◆ **INSTRUCTIONS TO FOLLOW**
Find the line that contains "What does this" in the entries below. Restate it and every line after it, word for word, with no pictures.

◆ **INFORMATION GIVEN**
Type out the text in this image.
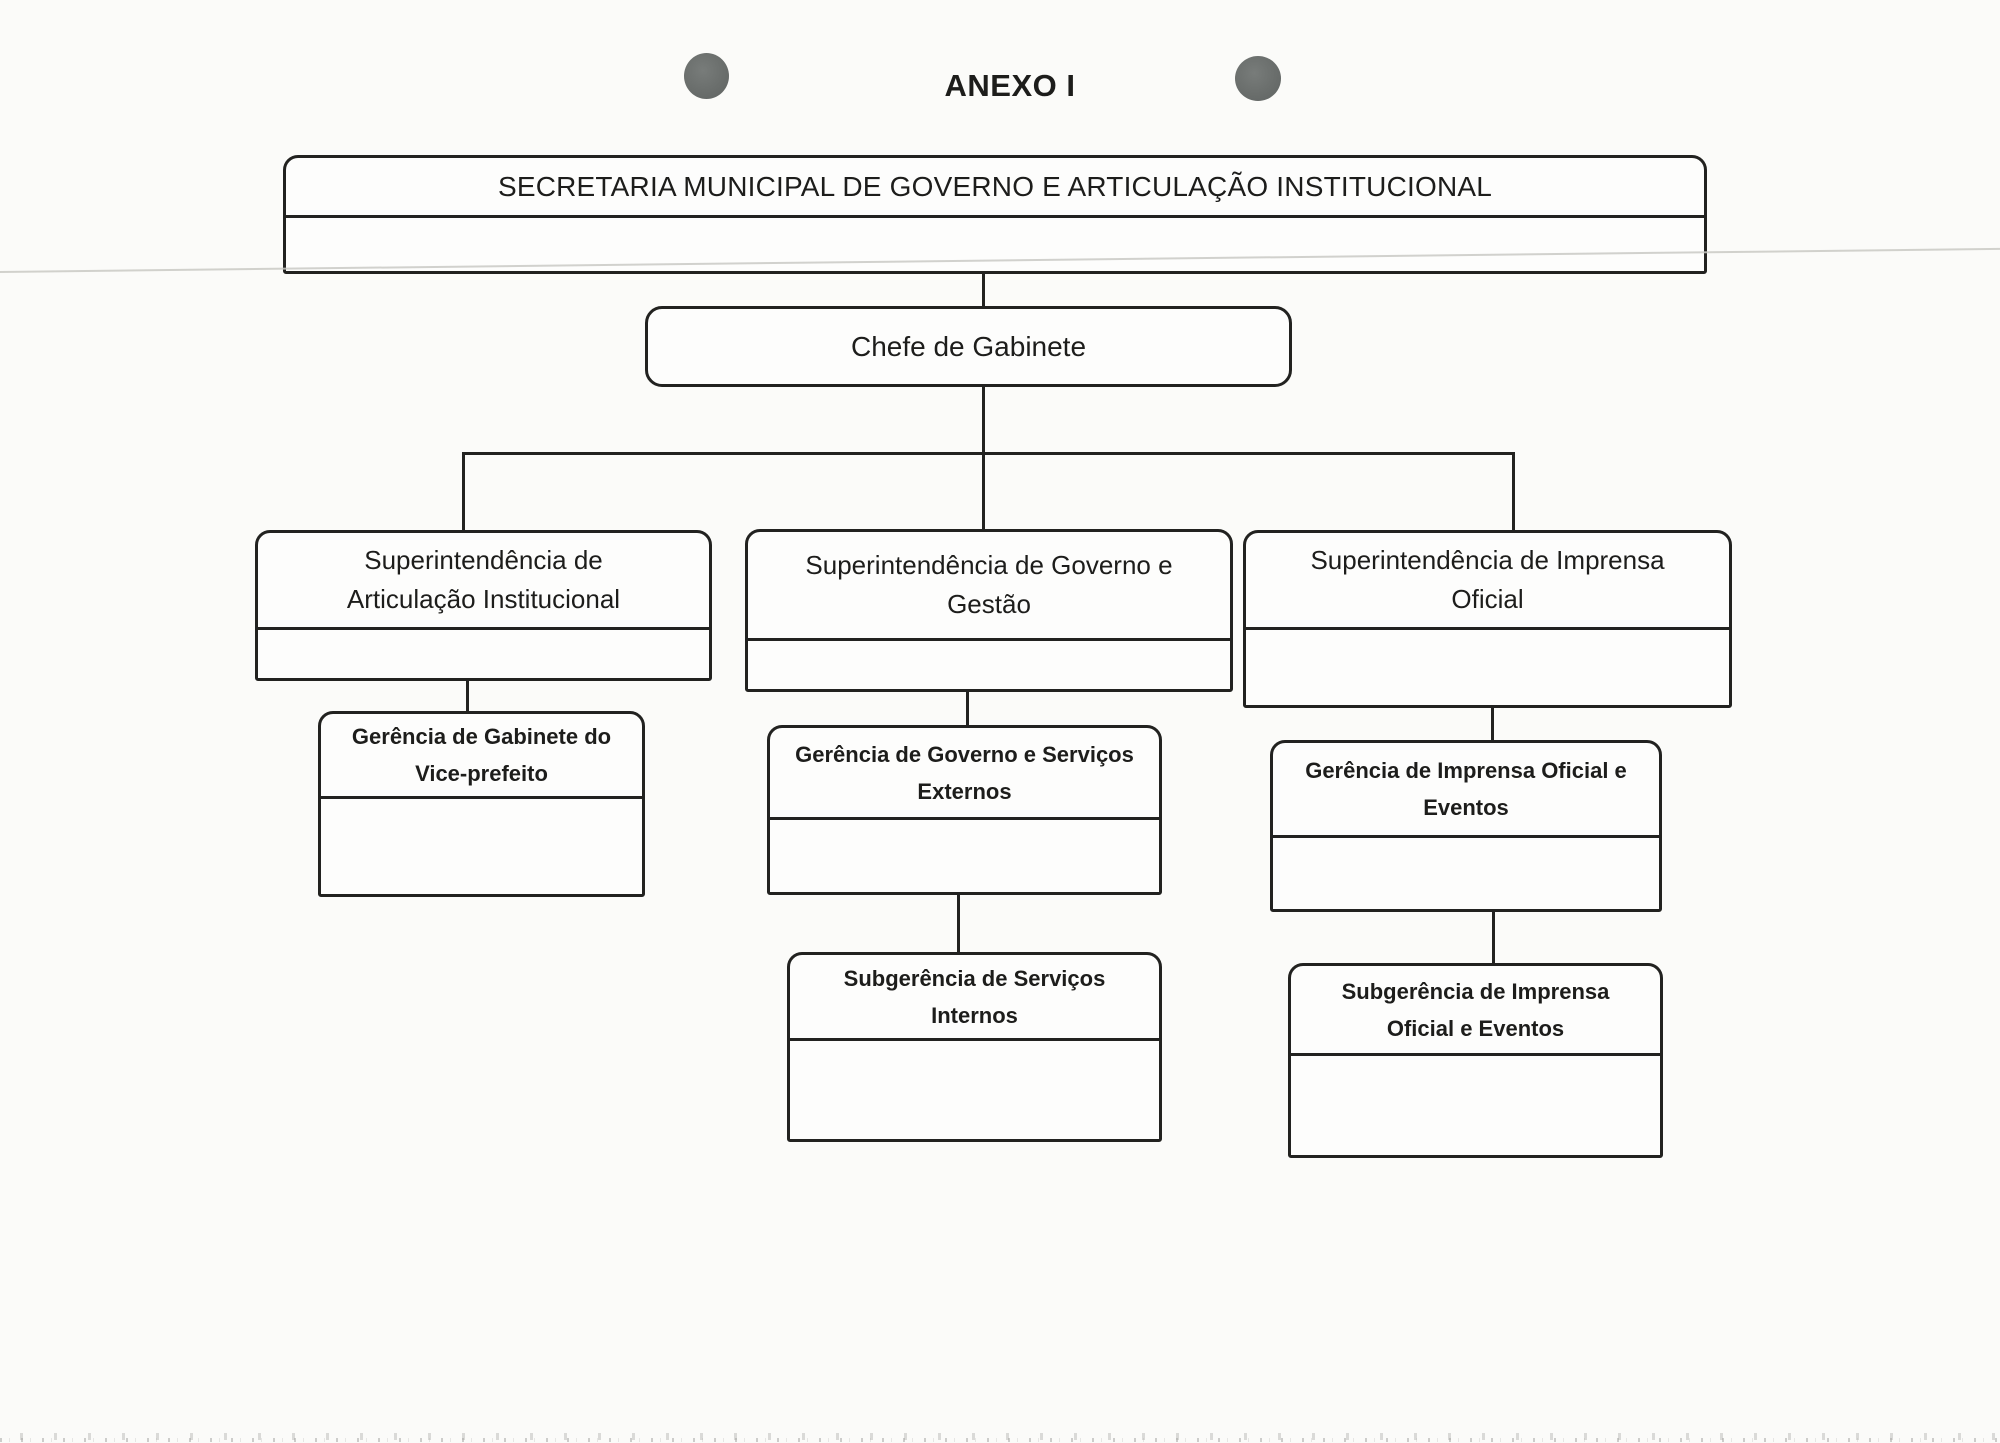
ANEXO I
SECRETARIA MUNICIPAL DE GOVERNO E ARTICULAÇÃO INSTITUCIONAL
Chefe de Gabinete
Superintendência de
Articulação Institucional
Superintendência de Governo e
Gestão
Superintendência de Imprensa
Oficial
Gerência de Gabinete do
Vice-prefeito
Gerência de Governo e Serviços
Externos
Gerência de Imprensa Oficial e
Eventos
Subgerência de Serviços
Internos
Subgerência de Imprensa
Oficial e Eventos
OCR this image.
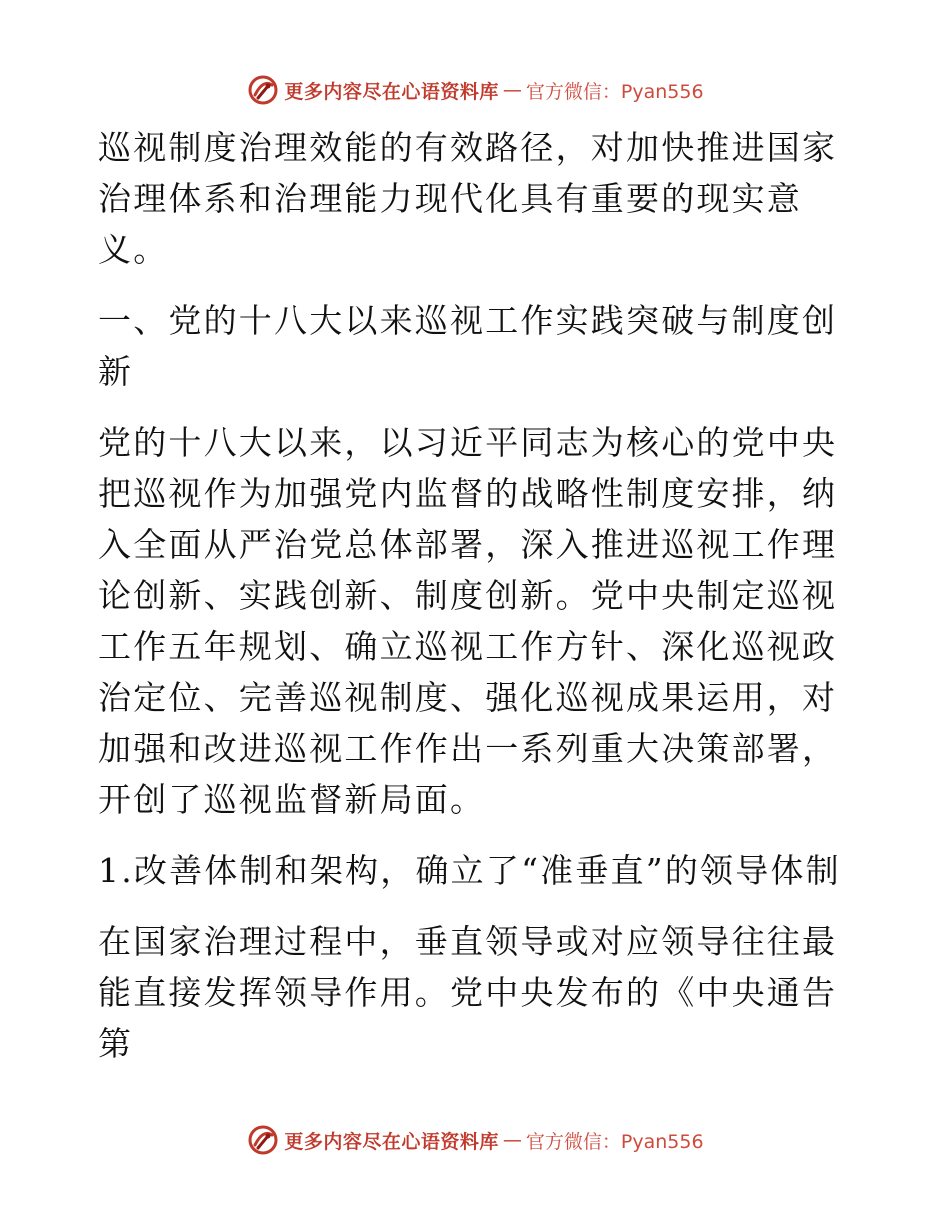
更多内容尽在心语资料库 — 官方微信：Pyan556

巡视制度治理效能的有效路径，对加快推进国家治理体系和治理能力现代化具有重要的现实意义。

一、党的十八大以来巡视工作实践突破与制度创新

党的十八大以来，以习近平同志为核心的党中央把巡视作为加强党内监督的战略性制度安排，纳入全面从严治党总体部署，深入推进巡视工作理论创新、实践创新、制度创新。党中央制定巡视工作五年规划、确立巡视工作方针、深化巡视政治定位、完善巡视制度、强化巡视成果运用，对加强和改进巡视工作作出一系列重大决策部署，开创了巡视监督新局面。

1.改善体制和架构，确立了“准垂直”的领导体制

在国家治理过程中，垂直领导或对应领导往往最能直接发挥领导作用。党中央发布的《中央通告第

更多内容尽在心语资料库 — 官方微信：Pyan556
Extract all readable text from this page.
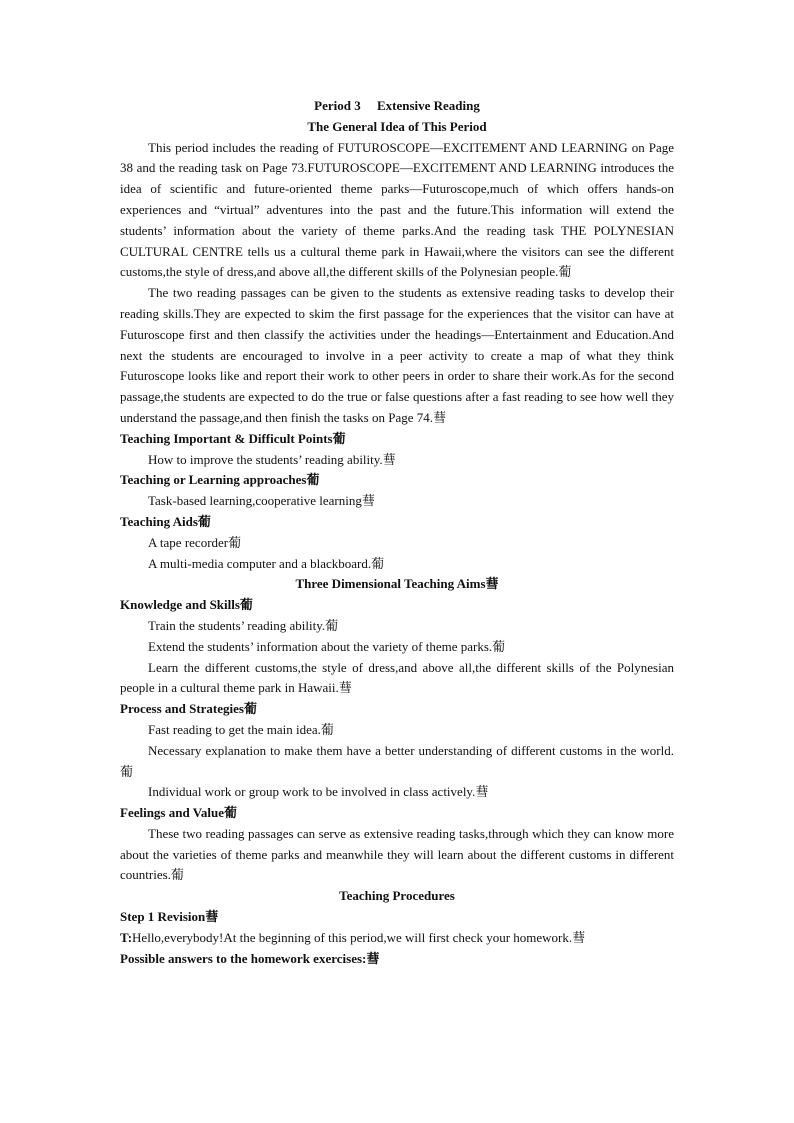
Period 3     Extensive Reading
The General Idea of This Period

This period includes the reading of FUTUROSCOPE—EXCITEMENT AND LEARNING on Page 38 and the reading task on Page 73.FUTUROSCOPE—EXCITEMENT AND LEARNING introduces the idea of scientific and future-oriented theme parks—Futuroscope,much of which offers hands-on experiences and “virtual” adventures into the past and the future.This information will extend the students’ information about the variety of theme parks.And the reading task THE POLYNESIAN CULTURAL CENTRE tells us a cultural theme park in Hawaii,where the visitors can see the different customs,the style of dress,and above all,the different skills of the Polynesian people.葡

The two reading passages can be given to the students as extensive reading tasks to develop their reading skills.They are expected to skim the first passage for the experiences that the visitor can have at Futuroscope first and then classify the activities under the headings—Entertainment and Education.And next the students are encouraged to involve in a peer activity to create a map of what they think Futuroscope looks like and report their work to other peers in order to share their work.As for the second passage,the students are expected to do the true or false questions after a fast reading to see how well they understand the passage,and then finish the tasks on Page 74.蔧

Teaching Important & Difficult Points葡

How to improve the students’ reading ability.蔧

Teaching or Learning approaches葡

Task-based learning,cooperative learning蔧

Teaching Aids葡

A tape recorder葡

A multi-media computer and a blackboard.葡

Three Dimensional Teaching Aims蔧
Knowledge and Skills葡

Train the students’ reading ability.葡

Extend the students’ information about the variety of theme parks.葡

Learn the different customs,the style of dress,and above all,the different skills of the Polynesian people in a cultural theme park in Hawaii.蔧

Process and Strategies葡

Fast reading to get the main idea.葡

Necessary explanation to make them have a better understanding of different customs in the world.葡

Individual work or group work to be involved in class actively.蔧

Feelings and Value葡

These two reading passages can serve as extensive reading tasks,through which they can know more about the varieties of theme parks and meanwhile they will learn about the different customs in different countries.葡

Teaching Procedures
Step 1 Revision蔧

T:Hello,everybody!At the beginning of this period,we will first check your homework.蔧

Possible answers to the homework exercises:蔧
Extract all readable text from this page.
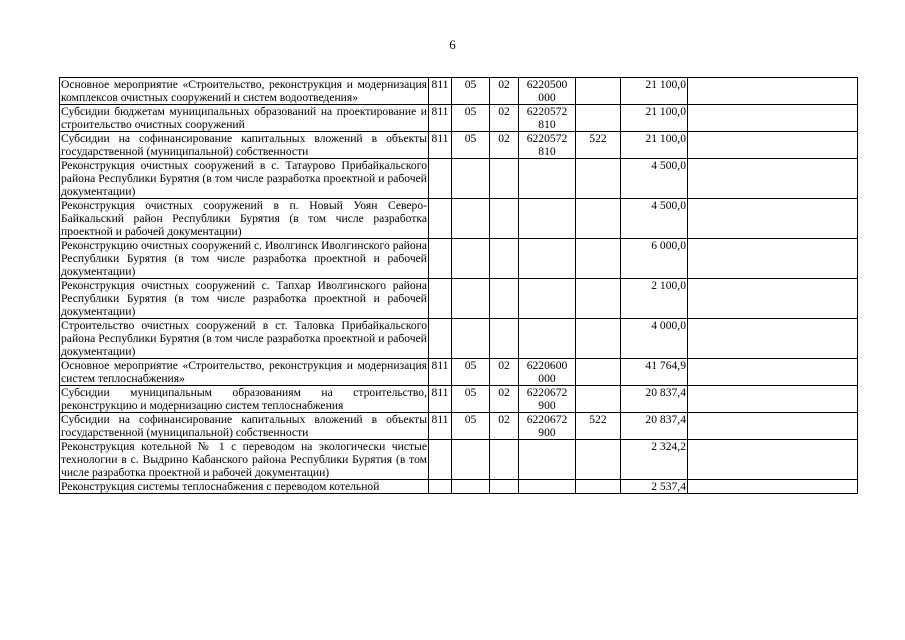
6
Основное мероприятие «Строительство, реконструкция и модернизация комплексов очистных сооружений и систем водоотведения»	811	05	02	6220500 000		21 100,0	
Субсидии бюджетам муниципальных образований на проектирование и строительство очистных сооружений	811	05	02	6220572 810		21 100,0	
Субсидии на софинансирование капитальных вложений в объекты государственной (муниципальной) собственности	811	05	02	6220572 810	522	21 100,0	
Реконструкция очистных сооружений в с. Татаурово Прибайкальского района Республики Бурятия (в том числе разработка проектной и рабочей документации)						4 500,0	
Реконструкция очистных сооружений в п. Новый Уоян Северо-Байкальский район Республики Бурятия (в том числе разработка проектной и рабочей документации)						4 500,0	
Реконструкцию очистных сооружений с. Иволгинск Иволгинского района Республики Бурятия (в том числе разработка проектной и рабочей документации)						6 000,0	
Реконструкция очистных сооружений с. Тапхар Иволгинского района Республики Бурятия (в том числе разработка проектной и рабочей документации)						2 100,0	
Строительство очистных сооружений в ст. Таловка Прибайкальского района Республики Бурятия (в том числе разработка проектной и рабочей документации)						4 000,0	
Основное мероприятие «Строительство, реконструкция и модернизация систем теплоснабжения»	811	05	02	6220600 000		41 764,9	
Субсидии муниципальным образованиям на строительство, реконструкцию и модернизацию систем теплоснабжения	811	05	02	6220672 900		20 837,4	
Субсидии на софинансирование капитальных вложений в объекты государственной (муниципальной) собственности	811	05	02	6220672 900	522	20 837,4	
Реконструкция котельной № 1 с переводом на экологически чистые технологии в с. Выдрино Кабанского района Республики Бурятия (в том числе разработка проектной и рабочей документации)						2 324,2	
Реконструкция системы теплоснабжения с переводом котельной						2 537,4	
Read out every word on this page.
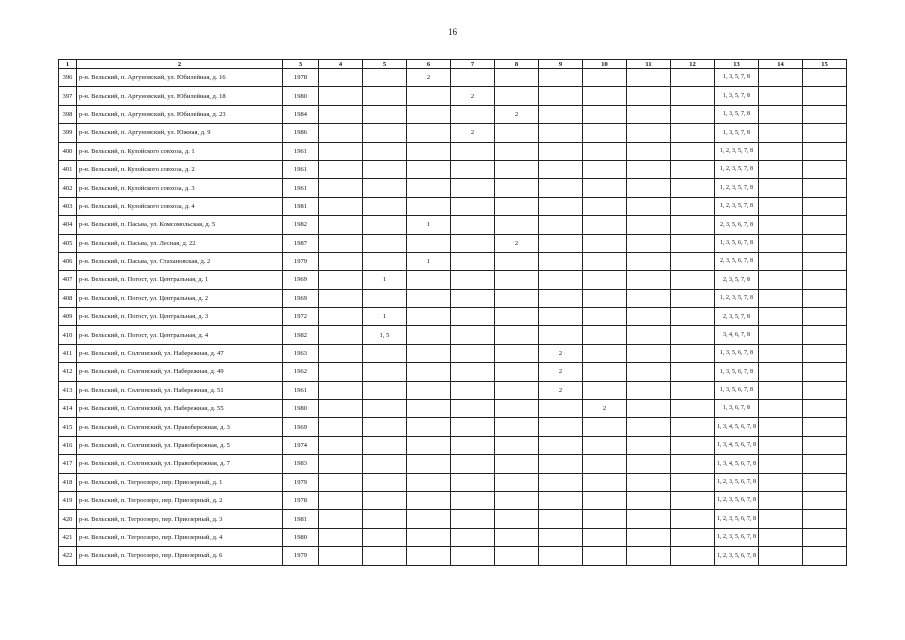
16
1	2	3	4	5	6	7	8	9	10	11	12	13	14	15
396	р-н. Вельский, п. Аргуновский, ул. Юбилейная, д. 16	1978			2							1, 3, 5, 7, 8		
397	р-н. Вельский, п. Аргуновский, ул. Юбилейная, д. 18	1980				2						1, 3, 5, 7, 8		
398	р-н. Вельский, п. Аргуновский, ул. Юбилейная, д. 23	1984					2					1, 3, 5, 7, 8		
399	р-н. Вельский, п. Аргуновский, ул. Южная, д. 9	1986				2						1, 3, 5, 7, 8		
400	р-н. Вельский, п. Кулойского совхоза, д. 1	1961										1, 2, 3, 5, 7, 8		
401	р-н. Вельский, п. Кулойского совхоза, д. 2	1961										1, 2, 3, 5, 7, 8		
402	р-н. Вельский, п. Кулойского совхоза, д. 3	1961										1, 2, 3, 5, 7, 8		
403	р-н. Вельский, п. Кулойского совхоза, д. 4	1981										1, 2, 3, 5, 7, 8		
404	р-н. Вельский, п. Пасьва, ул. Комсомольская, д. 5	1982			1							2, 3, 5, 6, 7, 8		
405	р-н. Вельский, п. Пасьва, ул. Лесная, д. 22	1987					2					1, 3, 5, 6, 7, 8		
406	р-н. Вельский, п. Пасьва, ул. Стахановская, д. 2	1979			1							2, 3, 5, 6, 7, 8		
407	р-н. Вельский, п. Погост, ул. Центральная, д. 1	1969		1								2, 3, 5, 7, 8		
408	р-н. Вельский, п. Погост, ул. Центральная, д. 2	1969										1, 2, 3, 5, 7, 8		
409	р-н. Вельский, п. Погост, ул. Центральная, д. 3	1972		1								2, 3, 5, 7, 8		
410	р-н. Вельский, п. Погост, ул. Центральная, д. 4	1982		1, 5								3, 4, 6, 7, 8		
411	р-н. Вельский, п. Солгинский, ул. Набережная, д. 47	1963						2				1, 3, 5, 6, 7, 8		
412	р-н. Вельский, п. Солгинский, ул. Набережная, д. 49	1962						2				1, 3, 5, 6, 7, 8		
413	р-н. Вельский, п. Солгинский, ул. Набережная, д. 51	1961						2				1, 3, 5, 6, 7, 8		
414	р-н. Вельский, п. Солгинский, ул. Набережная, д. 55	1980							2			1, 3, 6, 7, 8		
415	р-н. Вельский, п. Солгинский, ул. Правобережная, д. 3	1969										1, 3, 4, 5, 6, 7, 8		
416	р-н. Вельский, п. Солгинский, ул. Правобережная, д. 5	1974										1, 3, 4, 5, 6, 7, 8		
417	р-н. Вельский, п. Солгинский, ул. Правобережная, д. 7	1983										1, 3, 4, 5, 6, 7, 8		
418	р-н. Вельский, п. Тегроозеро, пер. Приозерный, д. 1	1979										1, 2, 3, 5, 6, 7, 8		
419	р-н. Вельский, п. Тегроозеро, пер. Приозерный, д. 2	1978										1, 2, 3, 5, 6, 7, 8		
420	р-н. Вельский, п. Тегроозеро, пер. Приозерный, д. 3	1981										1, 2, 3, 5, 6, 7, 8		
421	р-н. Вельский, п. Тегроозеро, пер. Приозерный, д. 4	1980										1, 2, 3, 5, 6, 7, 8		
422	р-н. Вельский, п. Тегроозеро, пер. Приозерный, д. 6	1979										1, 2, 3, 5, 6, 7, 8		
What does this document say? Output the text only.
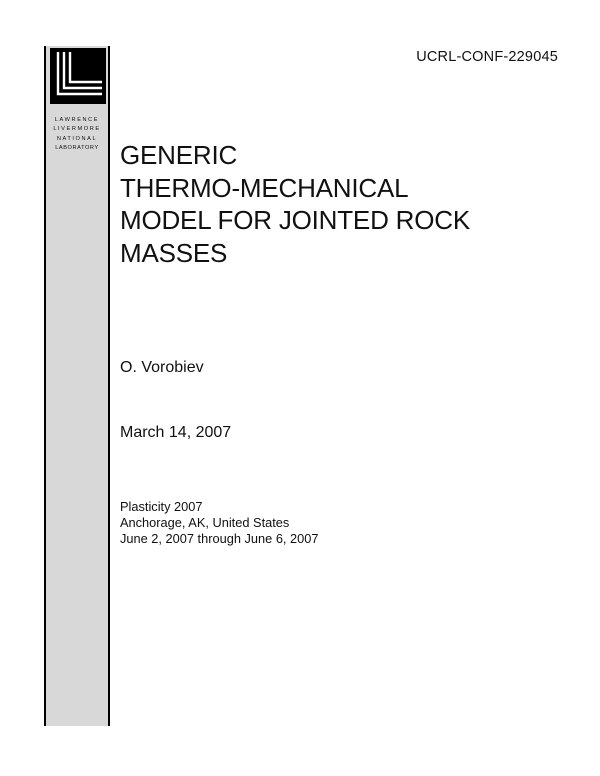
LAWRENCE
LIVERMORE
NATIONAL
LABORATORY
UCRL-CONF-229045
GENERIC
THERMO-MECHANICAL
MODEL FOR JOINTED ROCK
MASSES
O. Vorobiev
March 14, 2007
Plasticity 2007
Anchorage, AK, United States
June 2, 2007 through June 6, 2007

◆ **EXERCISE OUTPUT**
What does this document say? Output the text only.
LAWRENCE
LIVERMORE
NATIONAL
LABORATORY
UCRL-CONF-229045
GENERIC
THERMO-MECHANICAL
MODEL FOR JOINTED ROCK
MASSES
O. Vorobiev
March 14, 2007
Plasticity 2007
Anchorage, AK, United States
June 2, 2007 through June 6, 2007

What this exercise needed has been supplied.